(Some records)
....
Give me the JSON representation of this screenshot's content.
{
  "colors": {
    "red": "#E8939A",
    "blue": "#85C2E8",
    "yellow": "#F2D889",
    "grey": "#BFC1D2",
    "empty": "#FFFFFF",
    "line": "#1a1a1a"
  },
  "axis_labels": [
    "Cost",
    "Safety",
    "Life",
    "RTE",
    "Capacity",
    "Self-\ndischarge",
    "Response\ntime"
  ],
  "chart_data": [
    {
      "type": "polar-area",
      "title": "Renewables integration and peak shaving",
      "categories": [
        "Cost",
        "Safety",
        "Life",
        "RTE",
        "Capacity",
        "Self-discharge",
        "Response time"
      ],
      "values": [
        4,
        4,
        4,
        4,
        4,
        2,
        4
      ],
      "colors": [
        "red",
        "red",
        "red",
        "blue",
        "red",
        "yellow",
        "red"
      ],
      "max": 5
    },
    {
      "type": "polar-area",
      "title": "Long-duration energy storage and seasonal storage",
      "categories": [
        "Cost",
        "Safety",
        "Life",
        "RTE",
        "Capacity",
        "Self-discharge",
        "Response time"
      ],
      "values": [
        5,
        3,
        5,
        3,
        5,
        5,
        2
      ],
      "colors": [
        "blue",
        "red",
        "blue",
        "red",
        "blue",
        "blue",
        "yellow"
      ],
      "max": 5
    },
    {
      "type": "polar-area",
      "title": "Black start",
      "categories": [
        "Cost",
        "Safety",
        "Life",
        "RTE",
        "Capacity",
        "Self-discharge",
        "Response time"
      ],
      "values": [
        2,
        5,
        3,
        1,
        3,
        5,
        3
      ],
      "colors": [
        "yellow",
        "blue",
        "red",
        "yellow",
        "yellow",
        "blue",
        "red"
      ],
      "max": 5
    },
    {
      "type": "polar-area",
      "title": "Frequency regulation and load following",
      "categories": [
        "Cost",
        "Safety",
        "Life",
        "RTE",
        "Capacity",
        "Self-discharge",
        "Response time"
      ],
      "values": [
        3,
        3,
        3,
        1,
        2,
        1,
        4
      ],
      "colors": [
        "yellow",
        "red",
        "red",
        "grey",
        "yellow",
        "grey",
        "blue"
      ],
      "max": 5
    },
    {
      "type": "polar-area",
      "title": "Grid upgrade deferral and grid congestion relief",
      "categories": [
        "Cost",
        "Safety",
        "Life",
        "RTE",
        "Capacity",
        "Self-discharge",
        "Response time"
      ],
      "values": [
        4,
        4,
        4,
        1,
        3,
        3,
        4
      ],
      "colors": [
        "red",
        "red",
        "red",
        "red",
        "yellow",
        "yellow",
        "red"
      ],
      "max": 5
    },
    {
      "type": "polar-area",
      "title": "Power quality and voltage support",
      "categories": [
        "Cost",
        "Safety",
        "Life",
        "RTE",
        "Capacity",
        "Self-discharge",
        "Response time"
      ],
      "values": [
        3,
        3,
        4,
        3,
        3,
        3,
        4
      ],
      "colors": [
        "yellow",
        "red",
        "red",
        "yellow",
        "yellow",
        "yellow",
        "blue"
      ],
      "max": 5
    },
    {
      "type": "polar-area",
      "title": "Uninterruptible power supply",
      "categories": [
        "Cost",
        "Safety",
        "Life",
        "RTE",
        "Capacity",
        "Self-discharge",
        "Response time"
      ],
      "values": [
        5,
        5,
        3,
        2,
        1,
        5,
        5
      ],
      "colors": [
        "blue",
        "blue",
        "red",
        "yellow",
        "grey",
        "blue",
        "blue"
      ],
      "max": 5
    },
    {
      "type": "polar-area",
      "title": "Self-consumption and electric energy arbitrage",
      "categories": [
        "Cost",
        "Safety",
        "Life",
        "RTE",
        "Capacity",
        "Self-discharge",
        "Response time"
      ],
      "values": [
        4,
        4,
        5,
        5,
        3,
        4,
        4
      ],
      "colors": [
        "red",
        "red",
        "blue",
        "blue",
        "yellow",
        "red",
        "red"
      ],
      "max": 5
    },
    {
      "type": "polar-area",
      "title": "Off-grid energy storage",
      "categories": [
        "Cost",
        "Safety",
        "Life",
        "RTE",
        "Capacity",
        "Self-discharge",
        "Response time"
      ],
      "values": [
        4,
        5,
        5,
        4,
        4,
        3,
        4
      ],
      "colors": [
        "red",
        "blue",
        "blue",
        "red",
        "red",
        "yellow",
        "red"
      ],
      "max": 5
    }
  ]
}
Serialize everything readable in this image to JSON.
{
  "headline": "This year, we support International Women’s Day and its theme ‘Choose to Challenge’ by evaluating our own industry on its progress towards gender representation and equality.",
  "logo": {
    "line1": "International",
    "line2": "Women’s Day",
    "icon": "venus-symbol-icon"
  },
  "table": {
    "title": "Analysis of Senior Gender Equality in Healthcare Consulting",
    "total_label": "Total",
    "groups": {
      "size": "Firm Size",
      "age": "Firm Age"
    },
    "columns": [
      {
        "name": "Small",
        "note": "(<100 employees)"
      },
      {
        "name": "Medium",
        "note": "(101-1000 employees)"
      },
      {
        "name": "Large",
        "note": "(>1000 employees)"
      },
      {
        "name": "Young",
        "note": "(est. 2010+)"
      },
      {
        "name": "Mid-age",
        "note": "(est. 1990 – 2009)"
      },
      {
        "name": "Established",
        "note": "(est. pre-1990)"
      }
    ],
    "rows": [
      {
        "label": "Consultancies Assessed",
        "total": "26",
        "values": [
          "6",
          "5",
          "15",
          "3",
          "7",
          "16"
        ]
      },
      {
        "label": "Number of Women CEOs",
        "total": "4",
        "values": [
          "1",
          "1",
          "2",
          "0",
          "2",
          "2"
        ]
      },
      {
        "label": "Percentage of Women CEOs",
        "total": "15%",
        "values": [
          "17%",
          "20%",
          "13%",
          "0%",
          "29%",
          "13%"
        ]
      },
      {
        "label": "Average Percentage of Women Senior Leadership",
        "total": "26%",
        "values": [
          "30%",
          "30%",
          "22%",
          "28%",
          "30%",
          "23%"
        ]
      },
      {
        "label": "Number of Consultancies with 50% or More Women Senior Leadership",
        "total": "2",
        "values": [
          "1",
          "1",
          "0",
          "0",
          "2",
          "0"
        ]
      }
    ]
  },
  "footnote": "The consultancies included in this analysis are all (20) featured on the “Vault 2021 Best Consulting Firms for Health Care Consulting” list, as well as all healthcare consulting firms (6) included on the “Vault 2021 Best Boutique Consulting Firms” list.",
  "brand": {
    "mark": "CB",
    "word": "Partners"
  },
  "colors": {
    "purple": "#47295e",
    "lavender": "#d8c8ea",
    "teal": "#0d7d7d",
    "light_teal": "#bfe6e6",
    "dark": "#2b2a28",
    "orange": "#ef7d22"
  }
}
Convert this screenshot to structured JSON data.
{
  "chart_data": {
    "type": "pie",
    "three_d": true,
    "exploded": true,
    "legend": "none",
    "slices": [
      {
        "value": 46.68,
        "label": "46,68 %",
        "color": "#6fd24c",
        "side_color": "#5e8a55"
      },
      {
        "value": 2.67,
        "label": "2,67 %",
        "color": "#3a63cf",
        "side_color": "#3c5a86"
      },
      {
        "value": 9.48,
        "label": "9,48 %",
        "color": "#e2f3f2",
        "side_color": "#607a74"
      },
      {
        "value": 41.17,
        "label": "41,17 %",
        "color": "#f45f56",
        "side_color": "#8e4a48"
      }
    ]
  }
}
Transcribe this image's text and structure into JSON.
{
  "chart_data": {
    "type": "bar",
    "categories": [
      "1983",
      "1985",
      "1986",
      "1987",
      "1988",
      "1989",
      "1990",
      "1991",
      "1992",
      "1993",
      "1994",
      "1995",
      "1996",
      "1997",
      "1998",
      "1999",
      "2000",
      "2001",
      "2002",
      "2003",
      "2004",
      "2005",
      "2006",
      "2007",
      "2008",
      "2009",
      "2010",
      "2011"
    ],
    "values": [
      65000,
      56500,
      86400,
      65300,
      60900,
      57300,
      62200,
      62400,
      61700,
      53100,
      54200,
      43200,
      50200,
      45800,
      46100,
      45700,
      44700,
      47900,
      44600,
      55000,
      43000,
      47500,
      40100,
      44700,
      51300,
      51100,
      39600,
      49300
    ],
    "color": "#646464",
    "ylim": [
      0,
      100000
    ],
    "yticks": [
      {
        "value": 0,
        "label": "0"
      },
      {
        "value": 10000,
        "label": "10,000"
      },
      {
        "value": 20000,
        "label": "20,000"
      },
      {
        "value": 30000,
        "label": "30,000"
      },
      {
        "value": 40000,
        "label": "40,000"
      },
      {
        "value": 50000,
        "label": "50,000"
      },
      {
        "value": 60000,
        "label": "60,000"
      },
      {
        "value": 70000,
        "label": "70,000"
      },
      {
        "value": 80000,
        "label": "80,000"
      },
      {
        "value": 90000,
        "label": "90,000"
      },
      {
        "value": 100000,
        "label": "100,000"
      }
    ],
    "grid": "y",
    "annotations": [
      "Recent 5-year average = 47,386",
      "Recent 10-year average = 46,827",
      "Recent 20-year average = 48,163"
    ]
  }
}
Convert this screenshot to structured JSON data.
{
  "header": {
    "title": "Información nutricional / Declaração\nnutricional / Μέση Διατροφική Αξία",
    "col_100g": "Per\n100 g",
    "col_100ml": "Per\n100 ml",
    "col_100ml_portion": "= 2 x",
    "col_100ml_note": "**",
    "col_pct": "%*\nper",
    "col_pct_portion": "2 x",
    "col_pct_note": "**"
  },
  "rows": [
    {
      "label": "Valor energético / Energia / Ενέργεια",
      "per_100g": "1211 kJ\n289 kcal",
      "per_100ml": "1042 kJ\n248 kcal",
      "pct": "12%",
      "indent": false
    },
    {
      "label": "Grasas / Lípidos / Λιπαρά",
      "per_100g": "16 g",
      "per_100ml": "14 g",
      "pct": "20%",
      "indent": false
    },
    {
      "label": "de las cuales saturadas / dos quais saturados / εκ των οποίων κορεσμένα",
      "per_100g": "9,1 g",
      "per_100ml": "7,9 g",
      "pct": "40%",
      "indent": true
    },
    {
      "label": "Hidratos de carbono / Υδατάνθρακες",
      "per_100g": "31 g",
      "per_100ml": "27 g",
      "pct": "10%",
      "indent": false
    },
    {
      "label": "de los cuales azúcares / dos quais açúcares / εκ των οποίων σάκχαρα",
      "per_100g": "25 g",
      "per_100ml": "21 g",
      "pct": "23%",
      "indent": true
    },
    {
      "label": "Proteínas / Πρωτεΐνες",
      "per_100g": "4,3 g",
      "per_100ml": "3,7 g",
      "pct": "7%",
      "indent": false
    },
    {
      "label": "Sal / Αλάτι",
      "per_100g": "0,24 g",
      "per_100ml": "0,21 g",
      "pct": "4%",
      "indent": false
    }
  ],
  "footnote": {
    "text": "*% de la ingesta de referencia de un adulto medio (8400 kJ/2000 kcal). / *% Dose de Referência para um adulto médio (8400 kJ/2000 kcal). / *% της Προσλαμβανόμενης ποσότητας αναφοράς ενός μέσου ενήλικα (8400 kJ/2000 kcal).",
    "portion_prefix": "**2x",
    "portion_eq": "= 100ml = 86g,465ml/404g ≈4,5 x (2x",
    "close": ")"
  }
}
....
● Prompt
Copy every line of the listing that includes the string "year".

● Response to this task
  "headline": "This year, we support International Women’s Day and its theme ‘Choose to Challenge’ by evaluating our own industry on its progress towards gender representation and equality.",
      "Recent 5-year average = 47,386",
      "Recent 10-year average = 46,827",
      "Recent 20-year average = 48,163"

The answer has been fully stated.